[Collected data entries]
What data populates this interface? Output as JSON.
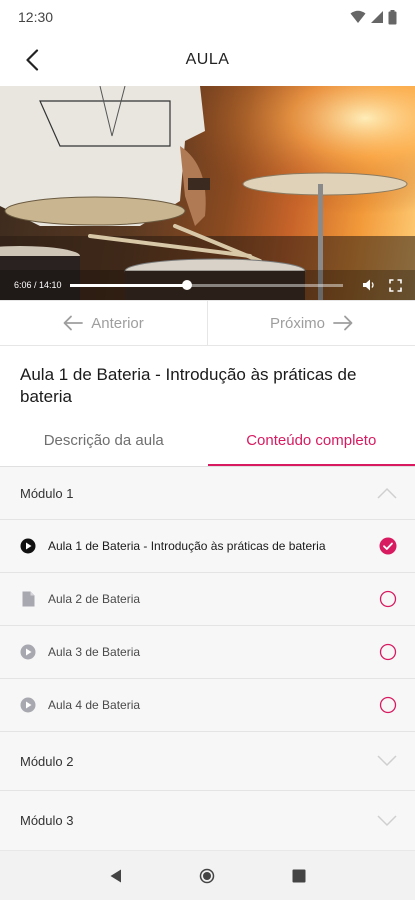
{
  "status_bar": {
    "time": "12:30"
  },
  "app_bar": {
    "title": "AULA"
  },
  "video": {
    "time_label": "6:06 / 14:10",
    "progress": 0.43
  },
  "navigation": {
    "prev_label": "Anterior",
    "next_label": "Próximo"
  },
  "lesson": {
    "title": "Aula 1 de Bateria - Introdução às práticas de bateria"
  },
  "tabs": [
    {
      "label": "Descrição da aula",
      "active": false
    },
    {
      "label": "Conteúdo completo",
      "active": true
    }
  ],
  "content": {
    "modules": [
      {
        "label": "Módulo 1",
        "expanded": true
      },
      {
        "label": "Módulo 2",
        "expanded": false
      },
      {
        "label": "Módulo 3",
        "expanded": false
      }
    ],
    "lessons": [
      {
        "label": "Aula 1 de Bateria - Introdução às práticas de bateria",
        "icon": "play-filled-icon",
        "completed": true
      },
      {
        "label": "Aula 2 de Bateria",
        "icon": "document-icon",
        "completed": false
      },
      {
        "label": "Aula 3 de Bateria",
        "icon": "play-circle-icon",
        "completed": false
      },
      {
        "label": "Aula 4 de Bateria",
        "icon": "play-circle-icon",
        "completed": false
      }
    ]
  },
  "colors": {
    "accent": "#d81b60",
    "muted": "#9e9e9e"
  }
}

- **What this task involves**
Restate the data above word for word. Skip every picture.

- **Output of the exercise**
What data populates this interface? Output as JSON.
{
  "status_bar": {
    "time": "12:30"
  },
  "app_bar": {
    "title": "AULA"
  },
  "video": {
    "time_label": "6:06 / 14:10",
    "progress": 0.43
  },
  "navigation": {
    "prev_label": "Anterior",
    "next_label": "Próximo"
  },
  "lesson": {
    "title": "Aula 1 de Bateria - Introdução às práticas de bateria"
  },
  "tabs": [
    {
      "label": "Descrição da aula",
      "active": false
    },
    {
      "label": "Conteúdo completo",
      "active": true
    }
  ],
  "content": {
    "modules": [
      {
        "label": "Módulo 1",
        "expanded": true
      },
      {
        "label": "Módulo 2",
        "expanded": false
      },
      {
        "label": "Módulo 3",
        "expanded": false
      }
    ],
    "lessons": [
      {
        "label": "Aula 1 de Bateria - Introdução às práticas de bateria",
        "icon": "play-filled-icon",
        "completed": true
      },
      {
        "label": "Aula 2 de Bateria",
        "icon": "document-icon",
        "completed": false
      },
      {
        "label": "Aula 3 de Bateria",
        "icon": "play-circle-icon",
        "completed": false
      },
      {
        "label": "Aula 4 de Bateria",
        "icon": "play-circle-icon",
        "completed": false
      }
    ]
  },
  "colors": {
    "accent": "#d81b60",
    "muted": "#9e9e9e"
  }
}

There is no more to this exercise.